--- Begin Items ---

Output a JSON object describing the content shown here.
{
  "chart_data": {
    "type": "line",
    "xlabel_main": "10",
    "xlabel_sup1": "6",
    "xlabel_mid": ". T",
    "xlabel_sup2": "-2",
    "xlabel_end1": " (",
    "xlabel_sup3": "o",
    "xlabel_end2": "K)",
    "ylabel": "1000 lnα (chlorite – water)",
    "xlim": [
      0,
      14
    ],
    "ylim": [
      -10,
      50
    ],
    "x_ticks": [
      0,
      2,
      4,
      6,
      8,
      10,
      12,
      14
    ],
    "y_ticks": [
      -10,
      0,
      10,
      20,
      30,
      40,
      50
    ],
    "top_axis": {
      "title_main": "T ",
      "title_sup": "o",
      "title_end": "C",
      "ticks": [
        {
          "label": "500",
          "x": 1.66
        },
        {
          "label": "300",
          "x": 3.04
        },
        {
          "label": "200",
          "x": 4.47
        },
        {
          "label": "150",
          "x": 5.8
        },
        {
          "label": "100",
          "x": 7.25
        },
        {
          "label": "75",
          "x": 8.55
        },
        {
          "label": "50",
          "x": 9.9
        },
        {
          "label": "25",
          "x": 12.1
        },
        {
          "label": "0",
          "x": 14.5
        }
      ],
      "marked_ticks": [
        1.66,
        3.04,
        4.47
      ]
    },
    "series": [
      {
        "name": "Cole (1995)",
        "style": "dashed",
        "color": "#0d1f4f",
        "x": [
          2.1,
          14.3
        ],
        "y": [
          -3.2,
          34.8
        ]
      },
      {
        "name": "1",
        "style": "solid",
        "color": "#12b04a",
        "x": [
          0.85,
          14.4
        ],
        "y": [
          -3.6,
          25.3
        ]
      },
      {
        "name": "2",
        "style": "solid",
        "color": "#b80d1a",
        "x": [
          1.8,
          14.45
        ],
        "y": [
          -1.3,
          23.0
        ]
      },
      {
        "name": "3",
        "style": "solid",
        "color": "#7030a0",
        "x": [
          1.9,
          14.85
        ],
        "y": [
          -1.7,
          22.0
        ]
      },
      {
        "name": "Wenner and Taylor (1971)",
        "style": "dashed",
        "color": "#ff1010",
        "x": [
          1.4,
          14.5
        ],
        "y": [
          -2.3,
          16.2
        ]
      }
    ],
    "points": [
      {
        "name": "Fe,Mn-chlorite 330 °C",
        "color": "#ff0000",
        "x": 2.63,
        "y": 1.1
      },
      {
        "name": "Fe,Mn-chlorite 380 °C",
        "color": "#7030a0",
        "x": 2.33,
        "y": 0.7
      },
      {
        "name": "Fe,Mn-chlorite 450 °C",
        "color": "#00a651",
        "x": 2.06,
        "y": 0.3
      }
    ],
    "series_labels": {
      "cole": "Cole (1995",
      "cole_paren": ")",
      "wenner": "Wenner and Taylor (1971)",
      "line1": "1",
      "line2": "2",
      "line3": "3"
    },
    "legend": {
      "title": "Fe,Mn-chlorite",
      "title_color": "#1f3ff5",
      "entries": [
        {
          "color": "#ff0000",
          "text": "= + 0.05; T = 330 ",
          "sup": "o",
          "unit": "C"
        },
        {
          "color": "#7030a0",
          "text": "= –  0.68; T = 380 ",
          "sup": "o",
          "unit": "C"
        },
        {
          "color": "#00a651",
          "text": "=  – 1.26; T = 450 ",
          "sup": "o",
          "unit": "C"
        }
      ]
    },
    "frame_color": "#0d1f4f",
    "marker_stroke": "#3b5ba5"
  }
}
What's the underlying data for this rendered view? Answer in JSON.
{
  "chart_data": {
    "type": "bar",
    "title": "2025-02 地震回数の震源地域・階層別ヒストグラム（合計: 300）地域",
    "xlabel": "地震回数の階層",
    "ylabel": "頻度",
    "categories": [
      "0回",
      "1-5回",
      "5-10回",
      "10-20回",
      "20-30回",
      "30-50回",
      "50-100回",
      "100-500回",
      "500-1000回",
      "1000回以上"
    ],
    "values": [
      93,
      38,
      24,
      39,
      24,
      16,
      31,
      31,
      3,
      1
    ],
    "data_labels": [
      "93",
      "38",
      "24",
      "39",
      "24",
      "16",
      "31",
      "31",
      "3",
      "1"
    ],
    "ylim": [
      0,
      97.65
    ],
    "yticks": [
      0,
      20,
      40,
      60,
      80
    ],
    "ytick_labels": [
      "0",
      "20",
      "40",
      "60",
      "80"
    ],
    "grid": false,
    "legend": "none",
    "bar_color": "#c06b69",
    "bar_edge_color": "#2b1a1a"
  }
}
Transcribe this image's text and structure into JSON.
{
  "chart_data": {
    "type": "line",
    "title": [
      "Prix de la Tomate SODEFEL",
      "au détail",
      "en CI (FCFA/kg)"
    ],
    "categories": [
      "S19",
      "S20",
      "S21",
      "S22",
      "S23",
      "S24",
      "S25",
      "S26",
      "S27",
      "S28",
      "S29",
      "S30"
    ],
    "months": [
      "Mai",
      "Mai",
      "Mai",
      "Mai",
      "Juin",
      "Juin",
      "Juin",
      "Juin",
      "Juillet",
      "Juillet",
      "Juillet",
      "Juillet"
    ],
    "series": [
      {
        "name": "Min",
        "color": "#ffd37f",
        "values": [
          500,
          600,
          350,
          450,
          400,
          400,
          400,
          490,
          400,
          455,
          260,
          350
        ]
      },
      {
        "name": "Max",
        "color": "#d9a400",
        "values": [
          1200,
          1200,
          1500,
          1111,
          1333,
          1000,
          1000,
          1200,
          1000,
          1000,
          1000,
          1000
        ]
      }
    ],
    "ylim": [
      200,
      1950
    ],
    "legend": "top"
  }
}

--- End Items ---

What the task requires - Your answer should be a single number: how many lines in the data above include "chlorite"?

The solution - 5